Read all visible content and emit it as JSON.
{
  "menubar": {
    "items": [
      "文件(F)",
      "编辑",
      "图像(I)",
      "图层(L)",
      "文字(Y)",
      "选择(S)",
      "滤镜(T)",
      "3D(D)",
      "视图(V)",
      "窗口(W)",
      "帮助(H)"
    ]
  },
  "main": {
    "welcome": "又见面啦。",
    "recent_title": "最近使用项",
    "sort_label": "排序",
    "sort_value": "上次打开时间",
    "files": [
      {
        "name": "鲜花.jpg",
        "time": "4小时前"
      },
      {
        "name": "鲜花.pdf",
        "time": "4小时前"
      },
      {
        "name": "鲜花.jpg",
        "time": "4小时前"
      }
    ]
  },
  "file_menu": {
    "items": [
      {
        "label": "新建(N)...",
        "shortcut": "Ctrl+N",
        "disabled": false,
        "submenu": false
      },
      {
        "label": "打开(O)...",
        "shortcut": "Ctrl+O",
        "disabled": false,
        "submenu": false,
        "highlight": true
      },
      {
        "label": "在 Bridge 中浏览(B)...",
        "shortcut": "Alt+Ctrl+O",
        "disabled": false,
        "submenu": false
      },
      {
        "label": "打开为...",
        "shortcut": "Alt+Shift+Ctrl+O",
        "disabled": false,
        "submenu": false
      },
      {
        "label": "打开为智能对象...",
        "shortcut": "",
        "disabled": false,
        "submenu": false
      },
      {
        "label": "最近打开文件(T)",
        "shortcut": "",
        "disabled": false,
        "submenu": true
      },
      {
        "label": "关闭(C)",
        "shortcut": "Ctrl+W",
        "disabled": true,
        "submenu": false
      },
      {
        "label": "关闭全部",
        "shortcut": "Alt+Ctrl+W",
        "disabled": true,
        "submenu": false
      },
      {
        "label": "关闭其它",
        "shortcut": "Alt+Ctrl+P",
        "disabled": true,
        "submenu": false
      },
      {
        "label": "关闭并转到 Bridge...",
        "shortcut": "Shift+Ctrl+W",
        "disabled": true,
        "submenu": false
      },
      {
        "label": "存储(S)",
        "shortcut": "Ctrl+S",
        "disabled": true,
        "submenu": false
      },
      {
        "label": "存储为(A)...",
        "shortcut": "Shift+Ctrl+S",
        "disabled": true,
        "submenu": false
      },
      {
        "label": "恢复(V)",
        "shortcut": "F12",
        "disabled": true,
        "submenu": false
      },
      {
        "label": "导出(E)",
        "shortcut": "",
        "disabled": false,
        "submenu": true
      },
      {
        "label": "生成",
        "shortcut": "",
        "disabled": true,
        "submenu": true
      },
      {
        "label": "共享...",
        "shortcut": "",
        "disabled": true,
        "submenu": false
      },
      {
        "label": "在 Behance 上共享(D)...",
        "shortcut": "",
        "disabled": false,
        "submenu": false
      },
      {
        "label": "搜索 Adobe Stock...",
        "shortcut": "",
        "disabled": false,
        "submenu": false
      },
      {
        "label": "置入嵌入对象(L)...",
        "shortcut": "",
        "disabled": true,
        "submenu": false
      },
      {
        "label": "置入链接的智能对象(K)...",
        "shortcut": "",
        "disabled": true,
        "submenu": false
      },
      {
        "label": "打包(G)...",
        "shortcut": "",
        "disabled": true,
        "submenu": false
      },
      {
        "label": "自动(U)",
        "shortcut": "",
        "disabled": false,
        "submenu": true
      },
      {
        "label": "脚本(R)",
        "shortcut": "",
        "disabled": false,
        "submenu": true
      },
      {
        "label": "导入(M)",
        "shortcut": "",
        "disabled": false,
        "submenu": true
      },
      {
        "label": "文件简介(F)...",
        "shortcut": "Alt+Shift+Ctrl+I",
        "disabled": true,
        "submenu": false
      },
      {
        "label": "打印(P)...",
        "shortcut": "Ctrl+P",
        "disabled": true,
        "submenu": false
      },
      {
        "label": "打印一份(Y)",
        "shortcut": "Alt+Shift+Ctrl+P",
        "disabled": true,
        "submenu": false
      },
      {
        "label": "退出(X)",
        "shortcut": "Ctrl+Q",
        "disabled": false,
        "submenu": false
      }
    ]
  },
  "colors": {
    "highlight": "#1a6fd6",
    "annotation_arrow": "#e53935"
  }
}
● ● ● ●
#### BRIEF
The listing above must be transcribed exactly, line by line.

#### COMPLETE ANSWER
Read all visible content and emit it as JSON.
{
  "menubar": {
    "items": [
      "文件(F)",
      "编辑",
      "图像(I)",
      "图层(L)",
      "文字(Y)",
      "选择(S)",
      "滤镜(T)",
      "3D(D)",
      "视图(V)",
      "窗口(W)",
      "帮助(H)"
    ]
  },
  "main": {
    "welcome": "又见面啦。",
    "recent_title": "最近使用项",
    "sort_label": "排序",
    "sort_value": "上次打开时间",
    "files": [
      {
        "name": "鲜花.jpg",
        "time": "4小时前"
      },
      {
        "name": "鲜花.pdf",
        "time": "4小时前"
      },
      {
        "name": "鲜花.jpg",
        "time": "4小时前"
      }
    ]
  },
  "file_menu": {
    "items": [
      {
        "label": "新建(N)...",
        "shortcut": "Ctrl+N",
        "disabled": false,
        "submenu": false
      },
      {
        "label": "打开(O)...",
        "shortcut": "Ctrl+O",
        "disabled": false,
        "submenu": false,
        "highlight": true
      },
      {
        "label": "在 Bridge 中浏览(B)...",
        "shortcut": "Alt+Ctrl+O",
        "disabled": false,
        "submenu": false
      },
      {
        "label": "打开为...",
        "shortcut": "Alt+Shift+Ctrl+O",
        "disabled": false,
        "submenu": false
      },
      {
        "label": "打开为智能对象...",
        "shortcut": "",
        "disabled": false,
        "submenu": false
      },
      {
        "label": "最近打开文件(T)",
        "shortcut": "",
        "disabled": false,
        "submenu": true
      },
      {
        "label": "关闭(C)",
        "shortcut": "Ctrl+W",
        "disabled": true,
        "submenu": false
      },
      {
        "label": "关闭全部",
        "shortcut": "Alt+Ctrl+W",
        "disabled": true,
        "submenu": false
      },
      {
        "label": "关闭其它",
        "shortcut": "Alt+Ctrl+P",
        "disabled": true,
        "submenu": false
      },
      {
        "label": "关闭并转到 Bridge...",
        "shortcut": "Shift+Ctrl+W",
        "disabled": true,
        "submenu": false
      },
      {
        "label": "存储(S)",
        "shortcut": "Ctrl+S",
        "disabled": true,
        "submenu": false
      },
      {
        "label": "存储为(A)...",
        "shortcut": "Shift+Ctrl+S",
        "disabled": true,
        "submenu": false
      },
      {
        "label": "恢复(V)",
        "shortcut": "F12",
        "disabled": true,
        "submenu": false
      },
      {
        "label": "导出(E)",
        "shortcut": "",
        "disabled": false,
        "submenu": true
      },
      {
        "label": "生成",
        "shortcut": "",
        "disabled": true,
        "submenu": true
      },
      {
        "label": "共享...",
        "shortcut": "",
        "disabled": true,
        "submenu": false
      },
      {
        "label": "在 Behance 上共享(D)...",
        "shortcut": "",
        "disabled": false,
        "submenu": false
      },
      {
        "label": "搜索 Adobe Stock...",
        "shortcut": "",
        "disabled": false,
        "submenu": false
      },
      {
        "label": "置入嵌入对象(L)...",
        "shortcut": "",
        "disabled": true,
        "submenu": false
      },
      {
        "label": "置入链接的智能对象(K)...",
        "shortcut": "",
        "disabled": true,
        "submenu": false
      },
      {
        "label": "打包(G)...",
        "shortcut": "",
        "disabled": true,
        "submenu": false
      },
      {
        "label": "自动(U)",
        "shortcut": "",
        "disabled": false,
        "submenu": true
      },
      {
        "label": "脚本(R)",
        "shortcut": "",
        "disabled": false,
        "submenu": true
      },
      {
        "label": "导入(M)",
        "shortcut": "",
        "disabled": false,
        "submenu": true
      },
      {
        "label": "文件简介(F)...",
        "shortcut": "Alt+Shift+Ctrl+I",
        "disabled": true,
        "submenu": false
      },
      {
        "label": "打印(P)...",
        "shortcut": "Ctrl+P",
        "disabled": true,
        "submenu": false
      },
      {
        "label": "打印一份(Y)",
        "shortcut": "Alt+Shift+Ctrl+P",
        "disabled": true,
        "submenu": false
      },
      {
        "label": "退出(X)",
        "shortcut": "Ctrl+Q",
        "disabled": false,
        "submenu": false
      }
    ]
  },
  "colors": {
    "highlight": "#1a6fd6",
    "annotation_arrow": "#e53935"
  }
}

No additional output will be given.